_Stated task_
Say how many lines of the material below contain the word "Access", with no other words.

■ ■ ■

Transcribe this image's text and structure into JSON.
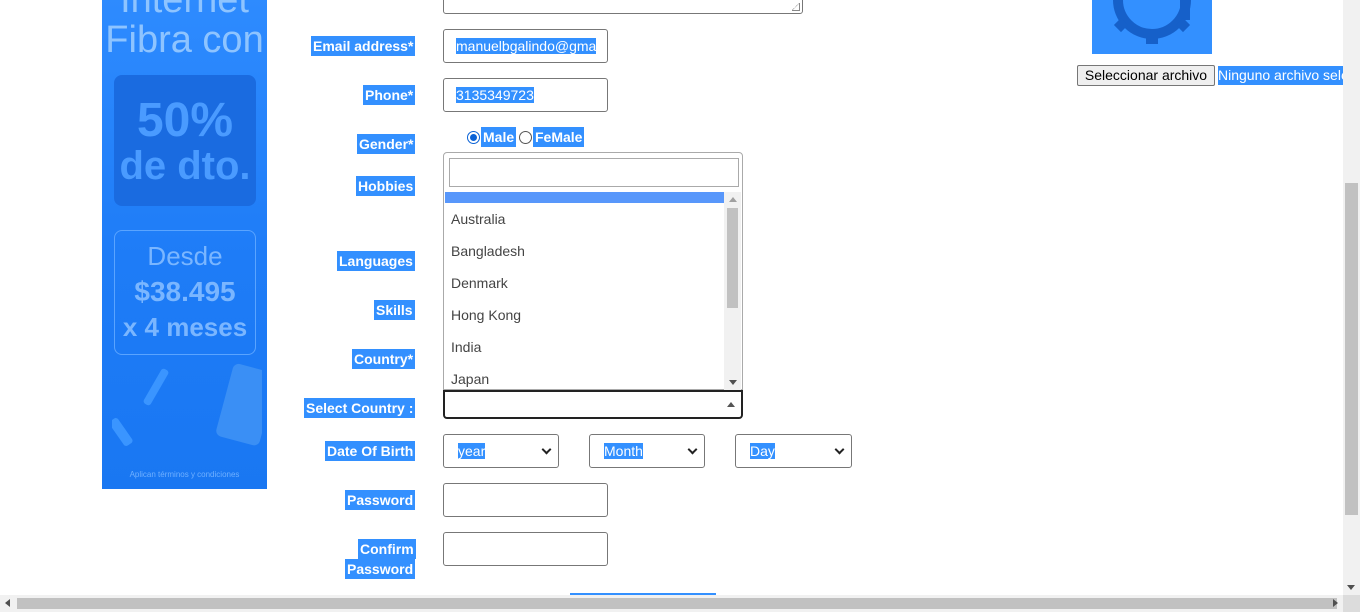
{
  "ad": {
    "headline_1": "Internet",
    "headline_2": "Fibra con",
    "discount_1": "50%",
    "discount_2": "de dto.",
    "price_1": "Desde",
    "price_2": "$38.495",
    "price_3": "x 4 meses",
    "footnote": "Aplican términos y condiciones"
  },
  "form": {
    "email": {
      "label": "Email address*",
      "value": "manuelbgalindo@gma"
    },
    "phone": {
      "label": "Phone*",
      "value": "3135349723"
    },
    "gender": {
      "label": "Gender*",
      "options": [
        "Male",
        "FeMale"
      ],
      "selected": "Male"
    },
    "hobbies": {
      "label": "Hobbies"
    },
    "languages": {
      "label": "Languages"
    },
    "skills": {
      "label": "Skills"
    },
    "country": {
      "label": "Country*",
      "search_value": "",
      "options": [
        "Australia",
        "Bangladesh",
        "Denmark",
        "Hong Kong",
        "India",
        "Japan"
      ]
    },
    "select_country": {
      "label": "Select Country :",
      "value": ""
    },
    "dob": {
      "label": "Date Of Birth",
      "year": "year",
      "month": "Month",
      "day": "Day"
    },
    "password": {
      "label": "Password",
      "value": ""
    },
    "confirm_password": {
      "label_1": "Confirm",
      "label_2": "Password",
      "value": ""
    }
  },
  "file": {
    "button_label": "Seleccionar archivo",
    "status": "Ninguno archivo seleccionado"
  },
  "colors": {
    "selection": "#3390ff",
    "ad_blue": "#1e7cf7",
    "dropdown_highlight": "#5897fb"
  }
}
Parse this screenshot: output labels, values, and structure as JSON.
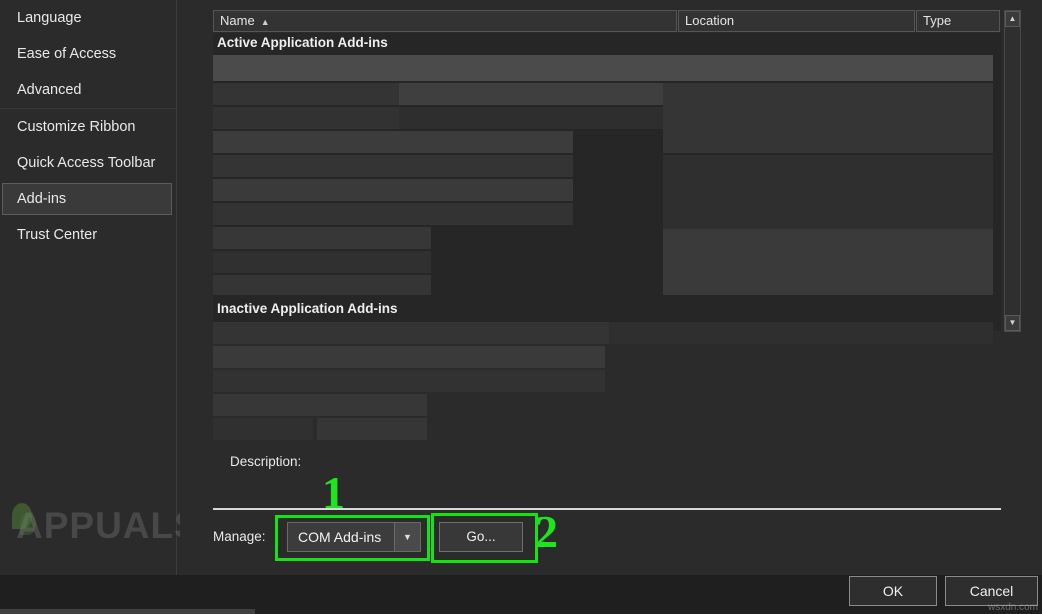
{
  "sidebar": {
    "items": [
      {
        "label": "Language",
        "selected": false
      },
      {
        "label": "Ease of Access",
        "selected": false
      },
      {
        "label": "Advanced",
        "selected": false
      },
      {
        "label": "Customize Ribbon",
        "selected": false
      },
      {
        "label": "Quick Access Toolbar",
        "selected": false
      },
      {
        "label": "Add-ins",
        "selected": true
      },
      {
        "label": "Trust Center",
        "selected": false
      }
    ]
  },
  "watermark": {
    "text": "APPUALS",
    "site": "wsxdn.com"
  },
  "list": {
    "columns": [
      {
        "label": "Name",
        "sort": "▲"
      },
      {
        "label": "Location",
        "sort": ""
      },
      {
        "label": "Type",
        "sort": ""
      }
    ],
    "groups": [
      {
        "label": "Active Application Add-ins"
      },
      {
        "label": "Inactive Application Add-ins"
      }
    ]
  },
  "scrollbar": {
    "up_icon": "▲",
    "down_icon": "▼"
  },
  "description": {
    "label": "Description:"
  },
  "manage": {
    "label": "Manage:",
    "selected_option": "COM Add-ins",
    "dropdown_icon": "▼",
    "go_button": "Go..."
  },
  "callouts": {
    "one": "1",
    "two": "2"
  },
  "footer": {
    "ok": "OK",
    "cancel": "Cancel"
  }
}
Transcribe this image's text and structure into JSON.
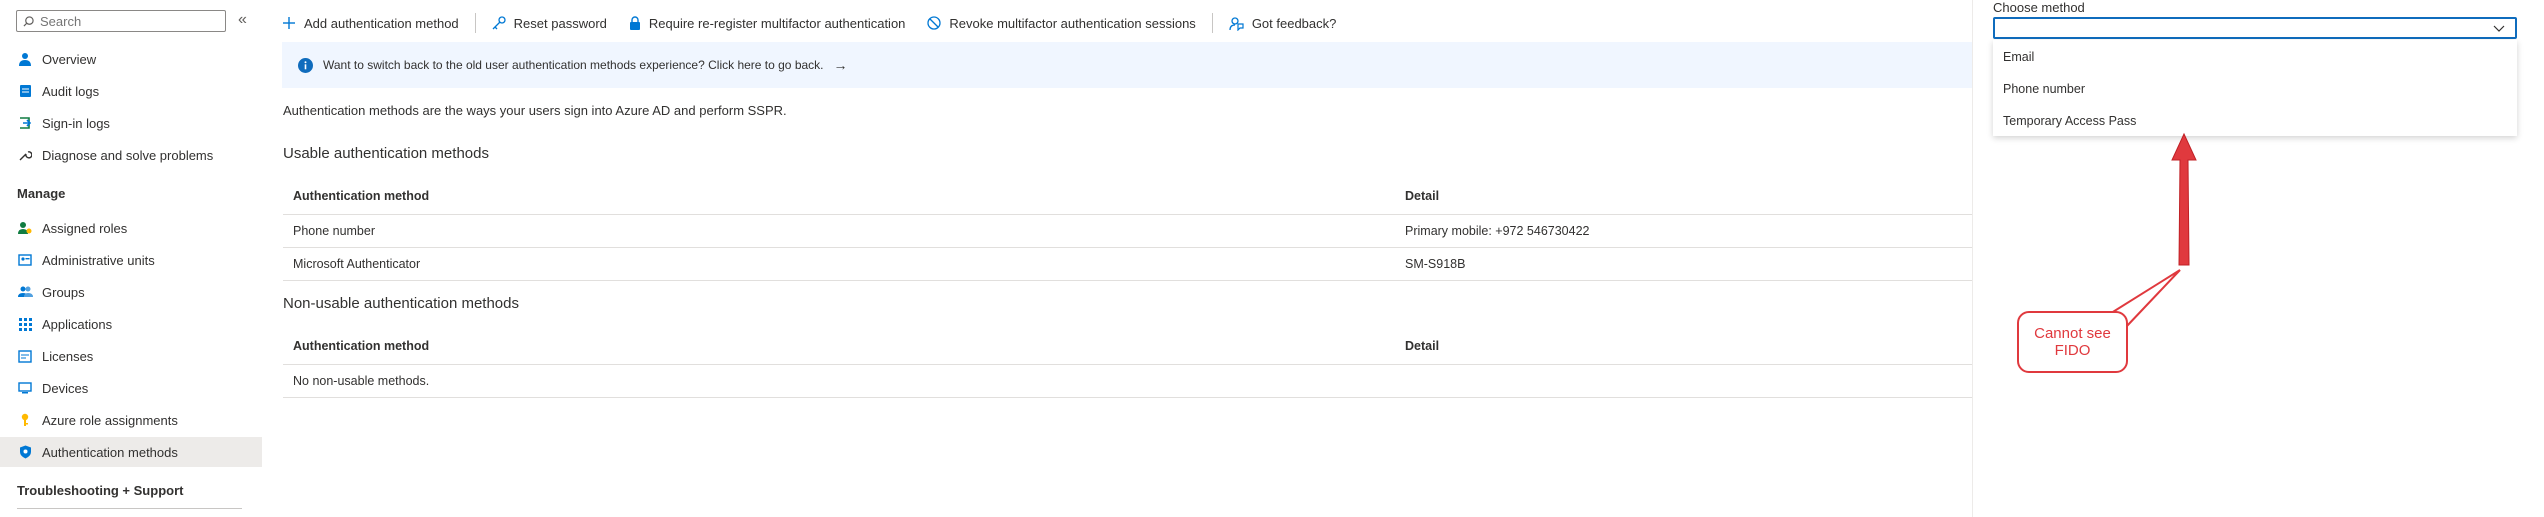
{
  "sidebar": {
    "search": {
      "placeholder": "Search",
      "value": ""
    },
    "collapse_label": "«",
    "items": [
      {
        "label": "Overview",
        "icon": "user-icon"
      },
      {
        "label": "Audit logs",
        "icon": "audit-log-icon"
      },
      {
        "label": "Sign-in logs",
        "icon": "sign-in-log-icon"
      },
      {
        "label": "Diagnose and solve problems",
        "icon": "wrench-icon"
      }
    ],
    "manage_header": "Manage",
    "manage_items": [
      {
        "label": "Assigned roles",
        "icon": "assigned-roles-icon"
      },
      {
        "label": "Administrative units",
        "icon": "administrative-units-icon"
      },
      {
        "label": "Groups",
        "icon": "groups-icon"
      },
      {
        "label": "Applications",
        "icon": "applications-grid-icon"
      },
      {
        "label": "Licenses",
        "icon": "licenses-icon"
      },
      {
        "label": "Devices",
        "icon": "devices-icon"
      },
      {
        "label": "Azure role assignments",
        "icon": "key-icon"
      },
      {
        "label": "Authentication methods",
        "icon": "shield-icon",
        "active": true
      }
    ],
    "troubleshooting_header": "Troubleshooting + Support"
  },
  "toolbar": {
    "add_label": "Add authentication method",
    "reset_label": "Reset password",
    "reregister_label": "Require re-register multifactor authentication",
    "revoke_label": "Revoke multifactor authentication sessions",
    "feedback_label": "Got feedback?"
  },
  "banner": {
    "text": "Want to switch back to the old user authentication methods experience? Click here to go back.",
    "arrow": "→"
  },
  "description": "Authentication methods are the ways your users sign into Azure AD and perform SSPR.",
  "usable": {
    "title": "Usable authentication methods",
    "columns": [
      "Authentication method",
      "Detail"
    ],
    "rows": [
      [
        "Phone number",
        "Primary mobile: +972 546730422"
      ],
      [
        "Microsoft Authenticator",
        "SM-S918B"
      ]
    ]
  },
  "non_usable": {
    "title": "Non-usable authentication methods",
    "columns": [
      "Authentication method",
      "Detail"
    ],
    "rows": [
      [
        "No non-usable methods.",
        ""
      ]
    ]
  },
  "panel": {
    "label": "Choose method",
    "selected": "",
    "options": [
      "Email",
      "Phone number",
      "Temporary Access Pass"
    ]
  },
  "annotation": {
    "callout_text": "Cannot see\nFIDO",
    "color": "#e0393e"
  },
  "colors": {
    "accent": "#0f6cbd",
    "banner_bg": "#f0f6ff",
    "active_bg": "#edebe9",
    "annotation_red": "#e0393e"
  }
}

■ ■ ■

_Correct output_
3